INSTRUCTION => Restate the full set of records exactly, word for word.

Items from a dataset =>
## start
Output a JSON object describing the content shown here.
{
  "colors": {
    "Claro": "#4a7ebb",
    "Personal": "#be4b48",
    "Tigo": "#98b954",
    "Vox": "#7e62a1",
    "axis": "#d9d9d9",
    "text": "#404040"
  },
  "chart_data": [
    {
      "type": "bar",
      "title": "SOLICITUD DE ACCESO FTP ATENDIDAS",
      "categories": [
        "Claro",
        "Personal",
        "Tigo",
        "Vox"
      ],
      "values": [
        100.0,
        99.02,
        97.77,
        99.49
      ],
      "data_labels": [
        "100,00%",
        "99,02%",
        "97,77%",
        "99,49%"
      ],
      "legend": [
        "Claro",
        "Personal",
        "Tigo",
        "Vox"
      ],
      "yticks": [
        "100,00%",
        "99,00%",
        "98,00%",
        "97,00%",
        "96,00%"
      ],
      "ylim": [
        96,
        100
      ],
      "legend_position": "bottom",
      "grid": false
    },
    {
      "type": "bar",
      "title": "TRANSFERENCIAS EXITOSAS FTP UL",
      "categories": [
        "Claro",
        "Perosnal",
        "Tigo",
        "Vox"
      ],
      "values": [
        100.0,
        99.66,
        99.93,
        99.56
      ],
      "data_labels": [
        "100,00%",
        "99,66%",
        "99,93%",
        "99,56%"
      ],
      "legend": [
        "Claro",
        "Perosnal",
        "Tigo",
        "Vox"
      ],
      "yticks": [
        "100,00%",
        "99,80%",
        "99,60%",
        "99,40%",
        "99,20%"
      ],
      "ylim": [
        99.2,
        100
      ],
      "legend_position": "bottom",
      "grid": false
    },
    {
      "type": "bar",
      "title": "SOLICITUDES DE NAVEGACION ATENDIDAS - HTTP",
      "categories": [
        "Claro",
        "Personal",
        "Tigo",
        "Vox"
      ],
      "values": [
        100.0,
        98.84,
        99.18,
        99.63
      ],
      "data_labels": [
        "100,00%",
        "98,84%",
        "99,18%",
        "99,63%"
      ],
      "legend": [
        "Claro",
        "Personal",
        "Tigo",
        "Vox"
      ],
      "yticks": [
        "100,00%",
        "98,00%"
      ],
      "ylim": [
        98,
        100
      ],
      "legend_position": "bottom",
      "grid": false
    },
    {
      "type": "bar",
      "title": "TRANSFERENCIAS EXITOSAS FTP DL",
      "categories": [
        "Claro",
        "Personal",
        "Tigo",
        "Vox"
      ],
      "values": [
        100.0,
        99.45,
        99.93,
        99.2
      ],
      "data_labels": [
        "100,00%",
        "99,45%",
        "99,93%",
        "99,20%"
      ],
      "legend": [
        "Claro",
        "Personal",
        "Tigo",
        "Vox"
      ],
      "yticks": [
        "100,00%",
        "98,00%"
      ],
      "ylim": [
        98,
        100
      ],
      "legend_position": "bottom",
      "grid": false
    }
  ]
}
## end
ANSWER BELOW =>
Output a JSON object describing the content shown here.
{
  "colors": {
    "Claro": "#4a7ebb",
    "Personal": "#be4b48",
    "Tigo": "#98b954",
    "Vox": "#7e62a1",
    "axis": "#d9d9d9",
    "text": "#404040"
  },
  "chart_data": [
    {
      "type": "bar",
      "title": "SOLICITUD DE ACCESO FTP ATENDIDAS",
      "categories": [
        "Claro",
        "Personal",
        "Tigo",
        "Vox"
      ],
      "values": [
        100.0,
        99.02,
        97.77,
        99.49
      ],
      "data_labels": [
        "100,00%",
        "99,02%",
        "97,77%",
        "99,49%"
      ],
      "legend": [
        "Claro",
        "Personal",
        "Tigo",
        "Vox"
      ],
      "yticks": [
        "100,00%",
        "99,00%",
        "98,00%",
        "97,00%",
        "96,00%"
      ],
      "ylim": [
        96,
        100
      ],
      "legend_position": "bottom",
      "grid": false
    },
    {
      "type": "bar",
      "title": "TRANSFERENCIAS EXITOSAS FTP UL",
      "categories": [
        "Claro",
        "Perosnal",
        "Tigo",
        "Vox"
      ],
      "values": [
        100.0,
        99.66,
        99.93,
        99.56
      ],
      "data_labels": [
        "100,00%",
        "99,66%",
        "99,93%",
        "99,56%"
      ],
      "legend": [
        "Claro",
        "Perosnal",
        "Tigo",
        "Vox"
      ],
      "yticks": [
        "100,00%",
        "99,80%",
        "99,60%",
        "99,40%",
        "99,20%"
      ],
      "ylim": [
        99.2,
        100
      ],
      "legend_position": "bottom",
      "grid": false
    },
    {
      "type": "bar",
      "title": "SOLICITUDES DE NAVEGACION ATENDIDAS - HTTP",
      "categories": [
        "Claro",
        "Personal",
        "Tigo",
        "Vox"
      ],
      "values": [
        100.0,
        98.84,
        99.18,
        99.63
      ],
      "data_labels": [
        "100,00%",
        "98,84%",
        "99,18%",
        "99,63%"
      ],
      "legend": [
        "Claro",
        "Personal",
        "Tigo",
        "Vox"
      ],
      "yticks": [
        "100,00%",
        "98,00%"
      ],
      "ylim": [
        98,
        100
      ],
      "legend_position": "bottom",
      "grid": false
    },
    {
      "type": "bar",
      "title": "TRANSFERENCIAS EXITOSAS FTP DL",
      "categories": [
        "Claro",
        "Personal",
        "Tigo",
        "Vox"
      ],
      "values": [
        100.0,
        99.45,
        99.93,
        99.2
      ],
      "data_labels": [
        "100,00%",
        "99,45%",
        "99,93%",
        "99,20%"
      ],
      "legend": [
        "Claro",
        "Personal",
        "Tigo",
        "Vox"
      ],
      "yticks": [
        "100,00%",
        "98,00%"
      ],
      "ylim": [
        98,
        100
      ],
      "legend_position": "bottom",
      "grid": false
    }
  ]
}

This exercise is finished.